▸ **Structured figure records**
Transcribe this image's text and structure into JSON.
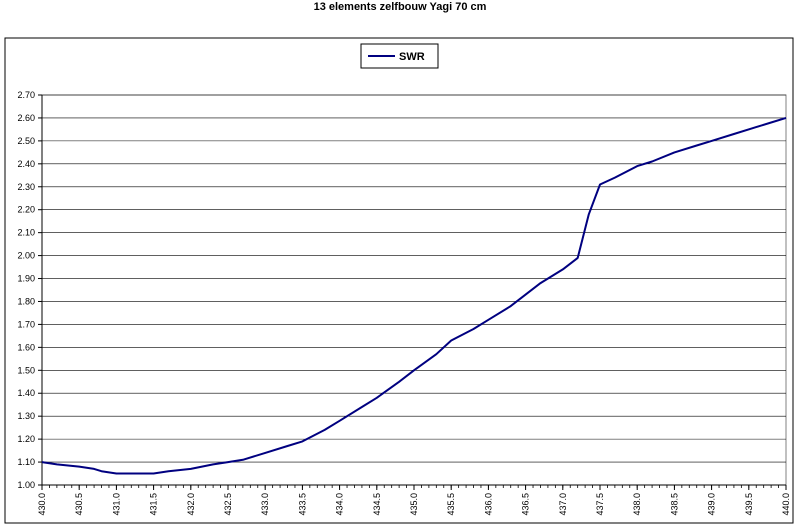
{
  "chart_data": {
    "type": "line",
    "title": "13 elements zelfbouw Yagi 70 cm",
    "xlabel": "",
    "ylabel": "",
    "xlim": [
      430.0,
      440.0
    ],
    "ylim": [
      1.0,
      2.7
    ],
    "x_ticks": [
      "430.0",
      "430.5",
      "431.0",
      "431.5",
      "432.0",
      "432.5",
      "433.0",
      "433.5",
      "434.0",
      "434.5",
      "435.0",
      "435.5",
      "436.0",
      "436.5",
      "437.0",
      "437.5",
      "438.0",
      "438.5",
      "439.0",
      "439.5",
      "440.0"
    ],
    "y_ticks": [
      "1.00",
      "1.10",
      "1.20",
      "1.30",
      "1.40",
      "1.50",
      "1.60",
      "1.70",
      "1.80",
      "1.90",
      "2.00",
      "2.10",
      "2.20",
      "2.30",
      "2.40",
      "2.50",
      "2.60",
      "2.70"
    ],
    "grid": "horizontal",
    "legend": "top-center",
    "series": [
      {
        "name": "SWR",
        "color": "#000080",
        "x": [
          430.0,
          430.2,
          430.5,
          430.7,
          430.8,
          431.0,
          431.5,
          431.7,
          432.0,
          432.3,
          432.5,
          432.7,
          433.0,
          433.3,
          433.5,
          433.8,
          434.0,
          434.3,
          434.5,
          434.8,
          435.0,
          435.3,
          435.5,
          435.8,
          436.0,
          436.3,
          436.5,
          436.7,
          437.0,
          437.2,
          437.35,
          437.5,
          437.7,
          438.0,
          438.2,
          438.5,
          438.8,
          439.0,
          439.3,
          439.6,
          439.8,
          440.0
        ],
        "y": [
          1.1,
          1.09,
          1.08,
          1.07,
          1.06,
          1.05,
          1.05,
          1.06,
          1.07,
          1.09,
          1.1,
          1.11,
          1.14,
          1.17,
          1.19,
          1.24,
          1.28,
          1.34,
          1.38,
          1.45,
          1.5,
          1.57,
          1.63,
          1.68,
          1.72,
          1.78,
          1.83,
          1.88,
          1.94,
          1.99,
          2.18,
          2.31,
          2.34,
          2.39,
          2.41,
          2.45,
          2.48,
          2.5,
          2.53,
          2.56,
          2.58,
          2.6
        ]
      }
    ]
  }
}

▸ **Written problem**
Your copy should match the entries exactly, minus the pictures.

▸ **Exercise response**
Transcribe this image's text and structure into JSON.
{
  "chart_data": {
    "type": "line",
    "title": "13 elements zelfbouw Yagi 70 cm",
    "xlabel": "",
    "ylabel": "",
    "xlim": [
      430.0,
      440.0
    ],
    "ylim": [
      1.0,
      2.7
    ],
    "x_ticks": [
      "430.0",
      "430.5",
      "431.0",
      "431.5",
      "432.0",
      "432.5",
      "433.0",
      "433.5",
      "434.0",
      "434.5",
      "435.0",
      "435.5",
      "436.0",
      "436.5",
      "437.0",
      "437.5",
      "438.0",
      "438.5",
      "439.0",
      "439.5",
      "440.0"
    ],
    "y_ticks": [
      "1.00",
      "1.10",
      "1.20",
      "1.30",
      "1.40",
      "1.50",
      "1.60",
      "1.70",
      "1.80",
      "1.90",
      "2.00",
      "2.10",
      "2.20",
      "2.30",
      "2.40",
      "2.50",
      "2.60",
      "2.70"
    ],
    "grid": "horizontal",
    "legend": "top-center",
    "series": [
      {
        "name": "SWR",
        "color": "#000080",
        "x": [
          430.0,
          430.2,
          430.5,
          430.7,
          430.8,
          431.0,
          431.5,
          431.7,
          432.0,
          432.3,
          432.5,
          432.7,
          433.0,
          433.3,
          433.5,
          433.8,
          434.0,
          434.3,
          434.5,
          434.8,
          435.0,
          435.3,
          435.5,
          435.8,
          436.0,
          436.3,
          436.5,
          436.7,
          437.0,
          437.2,
          437.35,
          437.5,
          437.7,
          438.0,
          438.2,
          438.5,
          438.8,
          439.0,
          439.3,
          439.6,
          439.8,
          440.0
        ],
        "y": [
          1.1,
          1.09,
          1.08,
          1.07,
          1.06,
          1.05,
          1.05,
          1.06,
          1.07,
          1.09,
          1.1,
          1.11,
          1.14,
          1.17,
          1.19,
          1.24,
          1.28,
          1.34,
          1.38,
          1.45,
          1.5,
          1.57,
          1.63,
          1.68,
          1.72,
          1.78,
          1.83,
          1.88,
          1.94,
          1.99,
          2.18,
          2.31,
          2.34,
          2.39,
          2.41,
          2.45,
          2.48,
          2.5,
          2.53,
          2.56,
          2.58,
          2.6
        ]
      }
    ]
  }
}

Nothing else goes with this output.